* [TASK MATERIAL]
::::::
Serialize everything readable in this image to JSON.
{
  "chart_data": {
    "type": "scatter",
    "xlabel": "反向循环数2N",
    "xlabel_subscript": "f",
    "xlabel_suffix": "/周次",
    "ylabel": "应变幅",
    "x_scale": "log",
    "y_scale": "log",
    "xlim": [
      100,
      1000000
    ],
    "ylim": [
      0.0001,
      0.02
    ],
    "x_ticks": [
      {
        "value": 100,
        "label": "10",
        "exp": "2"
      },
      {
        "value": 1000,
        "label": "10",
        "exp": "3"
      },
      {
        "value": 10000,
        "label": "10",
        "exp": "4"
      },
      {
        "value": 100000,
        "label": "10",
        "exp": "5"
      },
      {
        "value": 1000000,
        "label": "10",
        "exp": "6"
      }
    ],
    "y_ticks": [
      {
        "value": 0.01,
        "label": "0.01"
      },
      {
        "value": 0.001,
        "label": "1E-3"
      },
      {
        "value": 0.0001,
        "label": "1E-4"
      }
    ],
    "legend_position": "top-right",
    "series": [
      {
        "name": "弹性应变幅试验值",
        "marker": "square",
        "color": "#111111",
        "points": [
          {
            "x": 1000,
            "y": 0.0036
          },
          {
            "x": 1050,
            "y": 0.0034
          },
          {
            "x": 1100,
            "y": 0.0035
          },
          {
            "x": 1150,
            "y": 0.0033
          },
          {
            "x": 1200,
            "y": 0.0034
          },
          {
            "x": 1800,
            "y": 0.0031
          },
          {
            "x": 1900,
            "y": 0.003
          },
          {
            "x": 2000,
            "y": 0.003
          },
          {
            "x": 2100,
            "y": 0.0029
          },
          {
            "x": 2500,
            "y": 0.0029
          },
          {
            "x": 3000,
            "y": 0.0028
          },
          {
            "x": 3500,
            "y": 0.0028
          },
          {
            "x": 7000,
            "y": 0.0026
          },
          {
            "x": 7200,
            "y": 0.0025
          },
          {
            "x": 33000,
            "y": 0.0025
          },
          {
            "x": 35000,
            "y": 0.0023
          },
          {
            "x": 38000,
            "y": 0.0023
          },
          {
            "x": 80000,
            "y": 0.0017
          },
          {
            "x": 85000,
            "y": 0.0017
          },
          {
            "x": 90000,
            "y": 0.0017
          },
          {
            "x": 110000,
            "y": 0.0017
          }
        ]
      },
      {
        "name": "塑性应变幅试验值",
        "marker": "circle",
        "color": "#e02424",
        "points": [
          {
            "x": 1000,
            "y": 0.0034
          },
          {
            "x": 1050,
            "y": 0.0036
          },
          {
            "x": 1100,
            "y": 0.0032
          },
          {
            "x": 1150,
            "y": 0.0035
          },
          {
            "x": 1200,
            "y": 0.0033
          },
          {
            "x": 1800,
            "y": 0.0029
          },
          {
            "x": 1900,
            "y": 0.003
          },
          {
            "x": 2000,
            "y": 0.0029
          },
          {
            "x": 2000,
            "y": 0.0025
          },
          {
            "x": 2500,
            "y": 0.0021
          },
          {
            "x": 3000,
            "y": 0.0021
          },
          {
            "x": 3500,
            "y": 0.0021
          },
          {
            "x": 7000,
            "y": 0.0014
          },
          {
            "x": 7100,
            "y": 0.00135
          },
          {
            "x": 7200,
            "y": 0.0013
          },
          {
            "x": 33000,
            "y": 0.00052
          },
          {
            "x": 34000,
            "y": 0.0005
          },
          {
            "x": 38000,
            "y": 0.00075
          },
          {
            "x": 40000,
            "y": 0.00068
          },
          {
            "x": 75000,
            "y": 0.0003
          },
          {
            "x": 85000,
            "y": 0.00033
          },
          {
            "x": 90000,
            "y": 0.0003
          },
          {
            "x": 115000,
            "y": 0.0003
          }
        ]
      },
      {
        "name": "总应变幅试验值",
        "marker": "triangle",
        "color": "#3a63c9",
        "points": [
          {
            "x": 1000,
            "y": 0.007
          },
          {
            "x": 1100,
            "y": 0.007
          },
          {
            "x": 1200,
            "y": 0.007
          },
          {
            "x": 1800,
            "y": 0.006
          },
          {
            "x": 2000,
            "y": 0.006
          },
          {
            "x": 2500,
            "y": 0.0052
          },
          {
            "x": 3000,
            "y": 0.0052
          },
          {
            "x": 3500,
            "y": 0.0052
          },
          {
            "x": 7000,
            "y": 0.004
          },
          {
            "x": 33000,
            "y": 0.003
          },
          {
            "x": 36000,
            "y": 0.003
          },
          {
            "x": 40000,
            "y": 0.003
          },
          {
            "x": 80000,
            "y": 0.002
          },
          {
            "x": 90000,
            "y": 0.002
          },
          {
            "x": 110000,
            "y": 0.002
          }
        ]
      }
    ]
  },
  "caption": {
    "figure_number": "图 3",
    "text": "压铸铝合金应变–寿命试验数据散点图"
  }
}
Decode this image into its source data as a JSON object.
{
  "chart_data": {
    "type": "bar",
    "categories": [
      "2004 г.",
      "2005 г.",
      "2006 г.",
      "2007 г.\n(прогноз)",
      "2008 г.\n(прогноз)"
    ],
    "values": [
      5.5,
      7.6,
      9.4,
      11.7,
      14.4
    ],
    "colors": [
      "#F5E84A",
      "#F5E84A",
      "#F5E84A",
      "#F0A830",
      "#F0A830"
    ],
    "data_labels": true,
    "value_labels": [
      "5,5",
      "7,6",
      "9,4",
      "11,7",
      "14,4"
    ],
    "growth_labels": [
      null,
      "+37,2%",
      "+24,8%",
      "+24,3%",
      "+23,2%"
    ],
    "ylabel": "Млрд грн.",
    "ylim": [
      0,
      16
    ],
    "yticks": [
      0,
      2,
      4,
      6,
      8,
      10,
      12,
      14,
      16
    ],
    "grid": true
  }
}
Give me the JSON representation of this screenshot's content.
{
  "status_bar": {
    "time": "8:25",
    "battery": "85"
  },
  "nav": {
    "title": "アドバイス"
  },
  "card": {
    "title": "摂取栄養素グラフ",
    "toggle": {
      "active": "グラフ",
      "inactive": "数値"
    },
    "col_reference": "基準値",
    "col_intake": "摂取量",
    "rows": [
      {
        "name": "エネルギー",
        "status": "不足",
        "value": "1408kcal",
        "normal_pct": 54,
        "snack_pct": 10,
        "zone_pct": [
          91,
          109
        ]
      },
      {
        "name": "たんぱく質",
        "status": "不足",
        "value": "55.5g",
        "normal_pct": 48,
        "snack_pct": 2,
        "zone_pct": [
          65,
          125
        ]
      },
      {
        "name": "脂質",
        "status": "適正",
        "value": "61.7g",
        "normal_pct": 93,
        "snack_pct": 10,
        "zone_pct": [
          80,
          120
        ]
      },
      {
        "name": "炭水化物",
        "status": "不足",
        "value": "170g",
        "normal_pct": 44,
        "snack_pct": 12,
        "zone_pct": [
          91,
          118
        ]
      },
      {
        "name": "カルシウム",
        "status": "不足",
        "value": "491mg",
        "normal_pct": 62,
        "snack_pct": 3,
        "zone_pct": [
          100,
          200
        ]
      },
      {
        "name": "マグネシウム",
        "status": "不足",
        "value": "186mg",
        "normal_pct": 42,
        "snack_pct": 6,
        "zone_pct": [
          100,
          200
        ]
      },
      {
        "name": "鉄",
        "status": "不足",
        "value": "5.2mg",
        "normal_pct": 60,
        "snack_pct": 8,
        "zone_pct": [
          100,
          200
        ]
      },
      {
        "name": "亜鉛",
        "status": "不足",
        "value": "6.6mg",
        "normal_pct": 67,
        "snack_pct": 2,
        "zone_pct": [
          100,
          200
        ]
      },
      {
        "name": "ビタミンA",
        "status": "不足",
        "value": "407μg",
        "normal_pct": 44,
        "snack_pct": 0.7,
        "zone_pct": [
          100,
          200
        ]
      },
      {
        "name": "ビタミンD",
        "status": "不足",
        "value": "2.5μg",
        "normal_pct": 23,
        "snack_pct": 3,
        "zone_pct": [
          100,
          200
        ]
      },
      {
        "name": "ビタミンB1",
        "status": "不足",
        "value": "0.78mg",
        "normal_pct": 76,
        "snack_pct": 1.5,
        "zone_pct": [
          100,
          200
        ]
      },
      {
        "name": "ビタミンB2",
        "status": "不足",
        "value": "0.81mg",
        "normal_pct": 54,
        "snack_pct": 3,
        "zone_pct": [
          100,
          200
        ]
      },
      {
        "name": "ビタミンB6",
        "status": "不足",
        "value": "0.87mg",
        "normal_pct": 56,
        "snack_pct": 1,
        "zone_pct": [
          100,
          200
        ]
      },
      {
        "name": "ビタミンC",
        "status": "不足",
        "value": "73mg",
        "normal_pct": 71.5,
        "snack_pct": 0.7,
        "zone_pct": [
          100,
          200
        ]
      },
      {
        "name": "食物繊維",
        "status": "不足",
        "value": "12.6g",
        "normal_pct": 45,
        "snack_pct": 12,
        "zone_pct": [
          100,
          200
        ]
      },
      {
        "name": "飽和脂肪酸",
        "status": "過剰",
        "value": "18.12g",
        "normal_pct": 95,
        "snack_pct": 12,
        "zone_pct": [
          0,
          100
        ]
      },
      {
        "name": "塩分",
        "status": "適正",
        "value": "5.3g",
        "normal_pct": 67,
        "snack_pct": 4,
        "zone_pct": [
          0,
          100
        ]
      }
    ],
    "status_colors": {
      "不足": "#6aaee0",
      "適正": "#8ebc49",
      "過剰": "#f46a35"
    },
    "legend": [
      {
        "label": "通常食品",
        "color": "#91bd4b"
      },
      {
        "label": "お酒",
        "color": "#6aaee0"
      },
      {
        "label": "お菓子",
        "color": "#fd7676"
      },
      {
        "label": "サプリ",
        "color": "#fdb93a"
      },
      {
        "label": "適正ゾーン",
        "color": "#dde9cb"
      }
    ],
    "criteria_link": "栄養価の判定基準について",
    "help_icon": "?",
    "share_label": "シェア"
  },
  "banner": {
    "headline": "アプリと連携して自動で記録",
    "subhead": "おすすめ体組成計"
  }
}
::::::
* [TASK PROMPT] Consider the entries above and return each line with the string "image".

* [FULL OUTPUT]
Serialize everything readable in this image to JSON.
Decode this image into its source data as a JSON object.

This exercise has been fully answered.